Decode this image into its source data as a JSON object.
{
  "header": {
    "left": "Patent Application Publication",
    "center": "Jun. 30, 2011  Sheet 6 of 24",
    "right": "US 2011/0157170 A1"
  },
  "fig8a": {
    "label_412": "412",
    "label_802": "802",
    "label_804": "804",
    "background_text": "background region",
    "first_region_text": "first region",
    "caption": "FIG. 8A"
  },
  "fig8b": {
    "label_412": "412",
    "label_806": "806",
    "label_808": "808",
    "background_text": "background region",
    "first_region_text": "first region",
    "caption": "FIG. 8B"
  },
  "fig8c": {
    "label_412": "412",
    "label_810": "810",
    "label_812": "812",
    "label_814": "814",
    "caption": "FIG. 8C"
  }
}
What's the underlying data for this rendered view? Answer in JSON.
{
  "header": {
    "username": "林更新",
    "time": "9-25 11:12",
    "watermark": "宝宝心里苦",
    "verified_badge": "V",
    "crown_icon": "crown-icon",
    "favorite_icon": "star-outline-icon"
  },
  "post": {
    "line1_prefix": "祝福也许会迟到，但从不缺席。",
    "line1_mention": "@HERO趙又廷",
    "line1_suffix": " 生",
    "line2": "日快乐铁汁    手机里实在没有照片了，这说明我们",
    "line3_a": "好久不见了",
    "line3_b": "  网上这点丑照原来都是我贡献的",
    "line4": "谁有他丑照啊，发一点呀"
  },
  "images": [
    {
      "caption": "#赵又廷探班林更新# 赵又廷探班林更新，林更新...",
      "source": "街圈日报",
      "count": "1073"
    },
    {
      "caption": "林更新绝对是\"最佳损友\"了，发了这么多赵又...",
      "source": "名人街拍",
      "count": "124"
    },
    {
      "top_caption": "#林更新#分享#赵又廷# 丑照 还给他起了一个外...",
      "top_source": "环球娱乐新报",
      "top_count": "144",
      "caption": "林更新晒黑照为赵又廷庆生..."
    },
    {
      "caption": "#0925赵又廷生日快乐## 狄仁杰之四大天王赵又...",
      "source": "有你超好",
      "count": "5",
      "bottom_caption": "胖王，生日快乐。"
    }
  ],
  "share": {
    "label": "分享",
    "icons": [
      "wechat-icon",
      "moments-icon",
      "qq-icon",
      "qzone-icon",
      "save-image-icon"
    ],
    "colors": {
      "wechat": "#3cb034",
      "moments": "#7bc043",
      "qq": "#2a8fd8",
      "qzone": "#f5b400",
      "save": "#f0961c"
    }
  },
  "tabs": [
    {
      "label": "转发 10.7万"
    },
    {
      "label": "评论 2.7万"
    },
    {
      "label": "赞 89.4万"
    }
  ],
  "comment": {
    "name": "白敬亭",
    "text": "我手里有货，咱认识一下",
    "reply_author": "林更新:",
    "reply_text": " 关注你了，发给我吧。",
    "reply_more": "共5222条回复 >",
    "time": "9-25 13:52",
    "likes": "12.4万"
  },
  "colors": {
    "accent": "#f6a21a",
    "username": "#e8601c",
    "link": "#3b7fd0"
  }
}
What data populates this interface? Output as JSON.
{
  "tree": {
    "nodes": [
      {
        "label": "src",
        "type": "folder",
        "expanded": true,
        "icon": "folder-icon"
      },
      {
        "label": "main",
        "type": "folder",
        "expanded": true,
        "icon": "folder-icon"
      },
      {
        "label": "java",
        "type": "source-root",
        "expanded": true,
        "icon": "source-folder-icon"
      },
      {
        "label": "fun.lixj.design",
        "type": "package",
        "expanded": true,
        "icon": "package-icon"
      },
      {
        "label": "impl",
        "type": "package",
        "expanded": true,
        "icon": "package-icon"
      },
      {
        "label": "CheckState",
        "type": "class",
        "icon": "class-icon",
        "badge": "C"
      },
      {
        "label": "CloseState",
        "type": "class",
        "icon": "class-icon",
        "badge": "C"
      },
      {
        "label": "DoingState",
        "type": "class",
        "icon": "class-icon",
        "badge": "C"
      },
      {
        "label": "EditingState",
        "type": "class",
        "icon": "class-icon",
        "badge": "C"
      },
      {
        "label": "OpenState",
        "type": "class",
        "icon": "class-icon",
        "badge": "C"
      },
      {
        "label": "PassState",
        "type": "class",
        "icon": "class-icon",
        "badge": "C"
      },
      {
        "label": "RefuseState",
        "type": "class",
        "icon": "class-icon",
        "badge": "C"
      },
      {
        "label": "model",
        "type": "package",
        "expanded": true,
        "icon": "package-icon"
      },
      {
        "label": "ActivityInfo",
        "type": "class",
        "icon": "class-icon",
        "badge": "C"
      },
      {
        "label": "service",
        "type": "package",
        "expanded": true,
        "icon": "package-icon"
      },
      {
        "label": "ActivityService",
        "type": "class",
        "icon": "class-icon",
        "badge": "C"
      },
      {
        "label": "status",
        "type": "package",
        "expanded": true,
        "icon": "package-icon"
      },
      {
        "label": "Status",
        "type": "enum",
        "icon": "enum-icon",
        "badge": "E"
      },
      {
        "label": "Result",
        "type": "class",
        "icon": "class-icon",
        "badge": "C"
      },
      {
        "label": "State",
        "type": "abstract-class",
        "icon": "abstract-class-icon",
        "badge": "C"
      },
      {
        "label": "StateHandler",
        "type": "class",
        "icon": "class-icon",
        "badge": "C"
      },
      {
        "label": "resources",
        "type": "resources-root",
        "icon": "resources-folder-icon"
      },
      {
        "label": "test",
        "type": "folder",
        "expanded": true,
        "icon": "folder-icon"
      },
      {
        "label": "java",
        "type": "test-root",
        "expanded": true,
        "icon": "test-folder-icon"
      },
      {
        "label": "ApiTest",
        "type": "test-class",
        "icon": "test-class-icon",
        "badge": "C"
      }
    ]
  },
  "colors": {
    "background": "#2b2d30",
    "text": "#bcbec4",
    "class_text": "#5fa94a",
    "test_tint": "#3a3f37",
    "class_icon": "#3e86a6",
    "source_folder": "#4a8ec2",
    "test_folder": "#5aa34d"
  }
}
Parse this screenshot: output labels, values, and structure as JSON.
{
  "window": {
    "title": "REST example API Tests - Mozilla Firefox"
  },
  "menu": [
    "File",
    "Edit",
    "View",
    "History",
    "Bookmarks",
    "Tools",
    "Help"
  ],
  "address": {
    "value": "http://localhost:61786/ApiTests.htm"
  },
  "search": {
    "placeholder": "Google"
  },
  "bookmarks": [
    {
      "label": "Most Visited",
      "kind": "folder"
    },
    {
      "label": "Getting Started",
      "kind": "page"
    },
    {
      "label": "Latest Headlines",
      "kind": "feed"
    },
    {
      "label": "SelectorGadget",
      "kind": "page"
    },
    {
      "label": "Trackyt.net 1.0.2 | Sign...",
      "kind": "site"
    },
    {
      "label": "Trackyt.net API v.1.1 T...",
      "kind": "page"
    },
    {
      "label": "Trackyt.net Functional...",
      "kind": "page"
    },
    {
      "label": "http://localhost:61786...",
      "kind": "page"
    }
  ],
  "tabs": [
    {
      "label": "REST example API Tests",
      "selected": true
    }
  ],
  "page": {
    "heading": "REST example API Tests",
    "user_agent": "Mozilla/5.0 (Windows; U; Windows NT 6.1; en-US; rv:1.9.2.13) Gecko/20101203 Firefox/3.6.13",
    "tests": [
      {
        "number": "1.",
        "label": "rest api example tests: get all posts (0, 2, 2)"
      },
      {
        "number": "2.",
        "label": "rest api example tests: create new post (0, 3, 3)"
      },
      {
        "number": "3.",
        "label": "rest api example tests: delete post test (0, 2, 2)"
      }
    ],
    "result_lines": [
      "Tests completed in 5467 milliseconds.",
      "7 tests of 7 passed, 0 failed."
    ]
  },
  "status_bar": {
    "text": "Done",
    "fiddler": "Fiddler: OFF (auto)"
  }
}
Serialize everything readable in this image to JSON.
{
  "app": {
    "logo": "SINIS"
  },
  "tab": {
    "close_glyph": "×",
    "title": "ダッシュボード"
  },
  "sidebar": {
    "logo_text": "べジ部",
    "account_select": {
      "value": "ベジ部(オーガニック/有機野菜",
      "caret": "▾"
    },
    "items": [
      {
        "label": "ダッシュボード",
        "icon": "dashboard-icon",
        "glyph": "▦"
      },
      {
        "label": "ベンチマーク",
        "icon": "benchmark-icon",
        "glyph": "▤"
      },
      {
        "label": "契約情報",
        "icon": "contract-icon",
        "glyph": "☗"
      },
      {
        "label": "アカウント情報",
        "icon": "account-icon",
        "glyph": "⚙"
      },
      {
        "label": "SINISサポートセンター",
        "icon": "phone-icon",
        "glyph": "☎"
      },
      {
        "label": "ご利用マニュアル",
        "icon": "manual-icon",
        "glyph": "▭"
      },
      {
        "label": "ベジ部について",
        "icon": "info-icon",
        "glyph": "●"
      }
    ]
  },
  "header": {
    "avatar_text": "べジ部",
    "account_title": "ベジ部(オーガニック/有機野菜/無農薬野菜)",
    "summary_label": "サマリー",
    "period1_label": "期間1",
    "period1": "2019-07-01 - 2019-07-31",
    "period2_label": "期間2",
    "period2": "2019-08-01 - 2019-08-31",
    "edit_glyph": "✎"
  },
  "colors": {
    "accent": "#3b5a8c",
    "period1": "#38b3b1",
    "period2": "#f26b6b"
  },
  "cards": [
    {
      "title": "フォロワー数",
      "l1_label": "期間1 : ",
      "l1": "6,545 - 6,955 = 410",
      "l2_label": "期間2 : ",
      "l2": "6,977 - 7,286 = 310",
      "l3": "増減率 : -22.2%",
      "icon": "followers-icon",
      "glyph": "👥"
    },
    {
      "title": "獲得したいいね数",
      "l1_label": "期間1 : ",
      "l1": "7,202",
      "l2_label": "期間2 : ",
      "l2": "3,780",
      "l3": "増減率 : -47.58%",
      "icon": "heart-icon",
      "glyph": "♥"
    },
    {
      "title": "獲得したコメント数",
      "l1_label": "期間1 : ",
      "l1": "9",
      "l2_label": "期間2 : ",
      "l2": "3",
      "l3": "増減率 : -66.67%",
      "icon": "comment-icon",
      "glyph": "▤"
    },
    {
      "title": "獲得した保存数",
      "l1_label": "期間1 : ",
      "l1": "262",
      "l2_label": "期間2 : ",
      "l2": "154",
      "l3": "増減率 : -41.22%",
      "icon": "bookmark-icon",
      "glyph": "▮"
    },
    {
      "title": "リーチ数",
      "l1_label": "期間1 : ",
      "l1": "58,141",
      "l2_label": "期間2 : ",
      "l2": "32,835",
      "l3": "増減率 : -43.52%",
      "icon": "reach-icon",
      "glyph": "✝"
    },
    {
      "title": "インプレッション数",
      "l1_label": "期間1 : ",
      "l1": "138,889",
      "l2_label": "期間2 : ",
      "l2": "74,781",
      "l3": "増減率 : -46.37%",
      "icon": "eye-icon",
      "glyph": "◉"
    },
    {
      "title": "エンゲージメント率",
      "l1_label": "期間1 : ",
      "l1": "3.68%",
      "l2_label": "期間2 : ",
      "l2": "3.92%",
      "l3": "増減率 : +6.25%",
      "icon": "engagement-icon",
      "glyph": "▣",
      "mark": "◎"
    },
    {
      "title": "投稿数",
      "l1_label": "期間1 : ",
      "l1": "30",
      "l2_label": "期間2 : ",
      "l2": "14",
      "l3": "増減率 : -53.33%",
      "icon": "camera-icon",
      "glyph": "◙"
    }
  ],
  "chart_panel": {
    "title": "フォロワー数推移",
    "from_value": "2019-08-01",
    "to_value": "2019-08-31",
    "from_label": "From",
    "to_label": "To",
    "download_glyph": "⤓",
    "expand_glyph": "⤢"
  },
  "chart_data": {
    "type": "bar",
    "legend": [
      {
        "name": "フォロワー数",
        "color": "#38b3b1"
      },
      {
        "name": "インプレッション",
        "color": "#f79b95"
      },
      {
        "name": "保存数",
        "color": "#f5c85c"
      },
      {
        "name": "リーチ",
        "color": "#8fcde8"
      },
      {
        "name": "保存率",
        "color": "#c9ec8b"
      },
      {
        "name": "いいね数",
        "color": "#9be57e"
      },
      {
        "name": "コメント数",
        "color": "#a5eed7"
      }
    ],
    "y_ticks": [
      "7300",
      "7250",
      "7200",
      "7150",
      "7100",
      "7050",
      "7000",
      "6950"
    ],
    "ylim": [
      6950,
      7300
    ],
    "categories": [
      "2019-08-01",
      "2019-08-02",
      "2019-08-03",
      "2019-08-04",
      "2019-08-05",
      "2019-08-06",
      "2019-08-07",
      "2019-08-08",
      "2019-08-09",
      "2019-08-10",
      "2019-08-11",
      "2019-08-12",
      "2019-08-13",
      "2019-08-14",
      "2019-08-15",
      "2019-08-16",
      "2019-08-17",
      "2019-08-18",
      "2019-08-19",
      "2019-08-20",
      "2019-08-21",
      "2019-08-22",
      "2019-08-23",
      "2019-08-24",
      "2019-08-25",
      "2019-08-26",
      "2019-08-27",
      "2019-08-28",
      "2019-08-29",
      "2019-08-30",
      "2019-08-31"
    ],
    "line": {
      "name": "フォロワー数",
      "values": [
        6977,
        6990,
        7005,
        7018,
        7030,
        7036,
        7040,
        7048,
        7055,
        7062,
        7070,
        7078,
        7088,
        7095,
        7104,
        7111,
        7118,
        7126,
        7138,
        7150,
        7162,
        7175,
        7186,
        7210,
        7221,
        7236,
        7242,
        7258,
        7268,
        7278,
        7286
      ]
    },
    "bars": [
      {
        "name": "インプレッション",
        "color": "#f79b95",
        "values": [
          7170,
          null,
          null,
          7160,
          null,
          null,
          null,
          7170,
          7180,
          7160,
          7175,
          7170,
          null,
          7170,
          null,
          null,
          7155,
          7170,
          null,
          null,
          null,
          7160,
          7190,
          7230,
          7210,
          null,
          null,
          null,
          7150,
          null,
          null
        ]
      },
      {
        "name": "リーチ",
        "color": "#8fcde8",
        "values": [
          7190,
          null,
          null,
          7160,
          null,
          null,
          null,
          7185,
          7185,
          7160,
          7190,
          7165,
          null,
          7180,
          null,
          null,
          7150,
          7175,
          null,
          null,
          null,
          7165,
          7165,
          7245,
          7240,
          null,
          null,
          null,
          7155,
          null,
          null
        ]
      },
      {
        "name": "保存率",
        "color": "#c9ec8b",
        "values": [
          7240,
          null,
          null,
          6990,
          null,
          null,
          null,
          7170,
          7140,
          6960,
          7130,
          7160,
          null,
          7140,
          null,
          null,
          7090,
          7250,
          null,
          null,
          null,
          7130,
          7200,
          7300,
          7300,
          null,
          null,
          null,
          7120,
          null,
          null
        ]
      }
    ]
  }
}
# # # # #
§ **The request**
Among the entries above, how many lines hold the word "What"? Reply with only that number.

§ **Correct answer**
2